Extracted entries:
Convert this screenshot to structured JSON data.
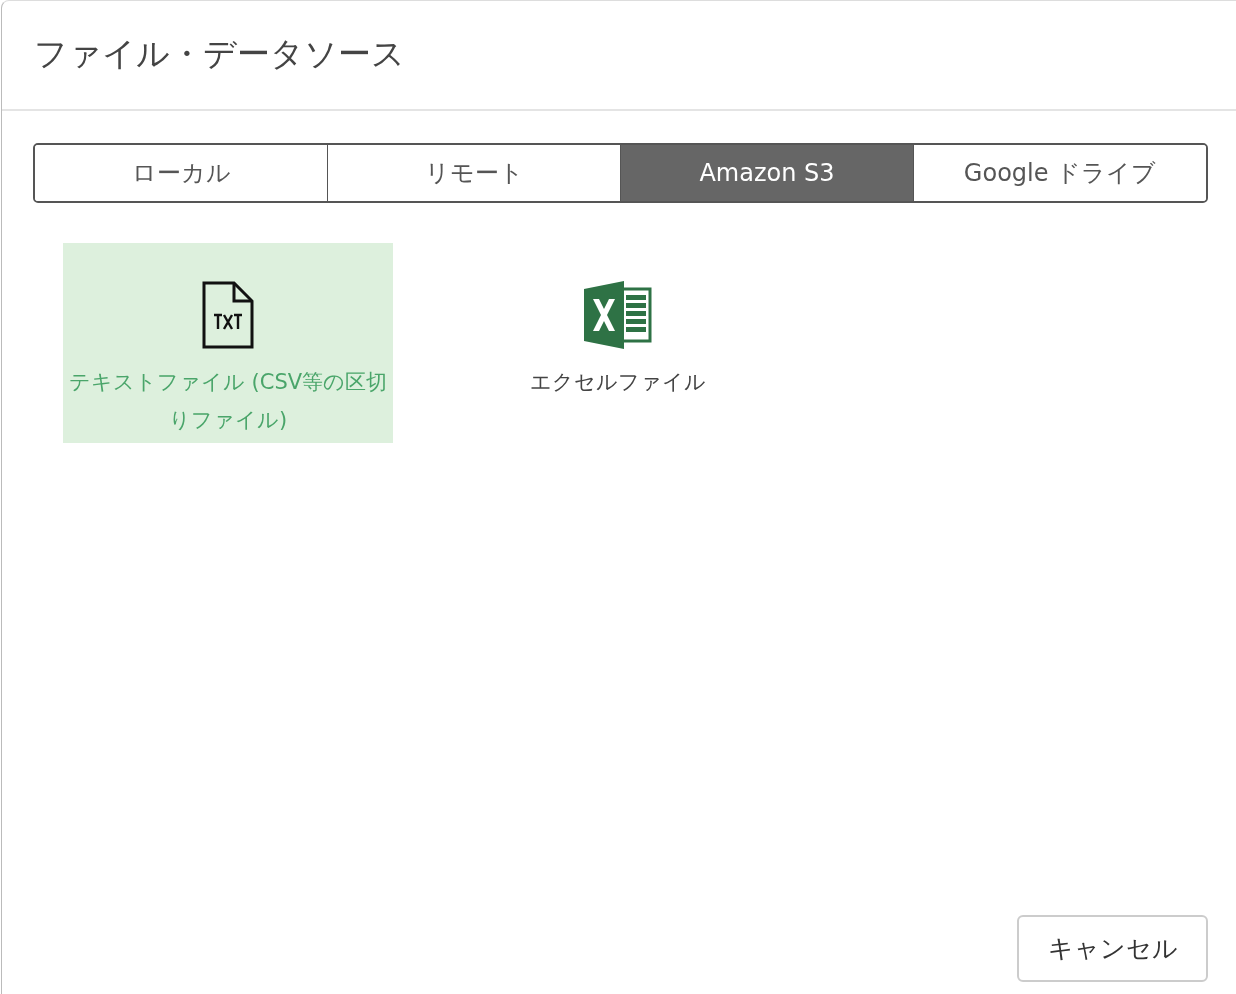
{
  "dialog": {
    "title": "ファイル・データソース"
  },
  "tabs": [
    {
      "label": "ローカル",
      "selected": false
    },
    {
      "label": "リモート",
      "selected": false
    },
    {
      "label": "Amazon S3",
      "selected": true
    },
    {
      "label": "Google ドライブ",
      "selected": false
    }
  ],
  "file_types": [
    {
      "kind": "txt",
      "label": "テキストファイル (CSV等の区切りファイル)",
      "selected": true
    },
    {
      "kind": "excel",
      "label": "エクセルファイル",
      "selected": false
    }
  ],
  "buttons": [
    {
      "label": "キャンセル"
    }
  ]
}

* * *

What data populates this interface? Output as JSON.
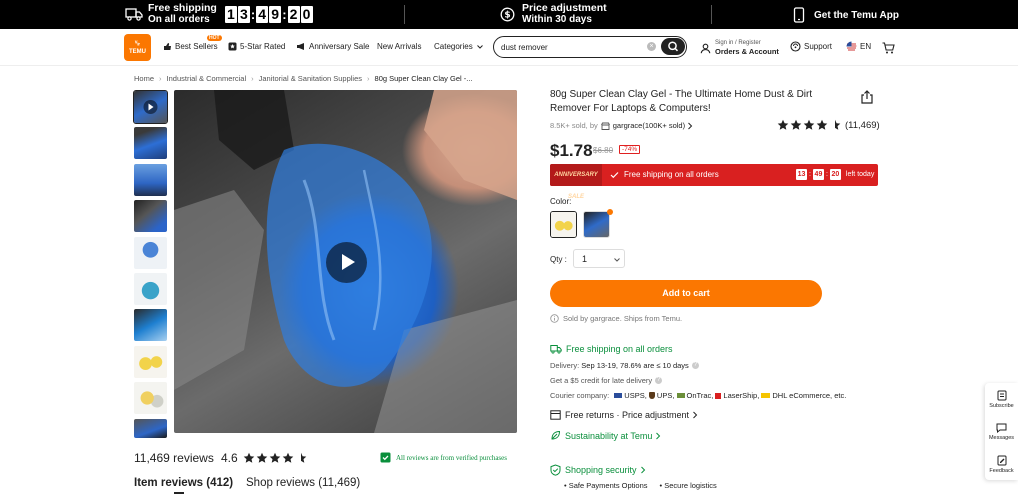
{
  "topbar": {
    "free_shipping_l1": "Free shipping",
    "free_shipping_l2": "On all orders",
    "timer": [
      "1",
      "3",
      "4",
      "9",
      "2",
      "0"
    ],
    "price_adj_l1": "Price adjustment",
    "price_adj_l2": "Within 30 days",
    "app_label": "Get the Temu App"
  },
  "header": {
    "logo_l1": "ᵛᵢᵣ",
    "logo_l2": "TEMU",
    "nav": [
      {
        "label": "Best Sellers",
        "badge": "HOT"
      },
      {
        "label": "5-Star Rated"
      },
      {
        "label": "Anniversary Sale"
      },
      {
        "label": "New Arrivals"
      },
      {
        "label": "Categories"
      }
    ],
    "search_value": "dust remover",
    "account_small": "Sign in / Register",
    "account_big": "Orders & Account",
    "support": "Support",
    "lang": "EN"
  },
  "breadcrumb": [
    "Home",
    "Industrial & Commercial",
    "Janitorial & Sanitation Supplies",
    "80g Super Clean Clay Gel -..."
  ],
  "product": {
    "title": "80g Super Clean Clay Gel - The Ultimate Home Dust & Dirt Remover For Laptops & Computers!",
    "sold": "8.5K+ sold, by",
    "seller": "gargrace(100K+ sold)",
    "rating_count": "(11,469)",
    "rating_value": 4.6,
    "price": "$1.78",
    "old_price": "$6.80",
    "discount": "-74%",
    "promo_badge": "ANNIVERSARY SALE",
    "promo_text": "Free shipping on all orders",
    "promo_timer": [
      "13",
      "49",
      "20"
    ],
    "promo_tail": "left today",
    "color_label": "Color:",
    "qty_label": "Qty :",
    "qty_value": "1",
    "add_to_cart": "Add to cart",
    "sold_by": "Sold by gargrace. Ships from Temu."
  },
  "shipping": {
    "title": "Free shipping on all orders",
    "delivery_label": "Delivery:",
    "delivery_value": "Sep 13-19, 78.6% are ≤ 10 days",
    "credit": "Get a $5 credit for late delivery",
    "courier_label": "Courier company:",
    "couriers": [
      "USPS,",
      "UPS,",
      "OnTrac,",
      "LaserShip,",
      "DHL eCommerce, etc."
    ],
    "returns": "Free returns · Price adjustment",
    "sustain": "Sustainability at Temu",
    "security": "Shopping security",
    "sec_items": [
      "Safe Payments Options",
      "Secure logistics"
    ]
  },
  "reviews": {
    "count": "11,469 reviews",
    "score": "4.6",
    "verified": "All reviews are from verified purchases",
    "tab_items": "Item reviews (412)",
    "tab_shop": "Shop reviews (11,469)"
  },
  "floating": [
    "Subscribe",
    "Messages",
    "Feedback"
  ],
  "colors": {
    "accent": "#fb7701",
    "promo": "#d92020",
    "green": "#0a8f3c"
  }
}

Given instruction:
Which lines in the records above contain the string "data"? Copy each one.

Written reply:
Convert this screenshot to structured JSON data.
What data populates this interface? Output as JSON.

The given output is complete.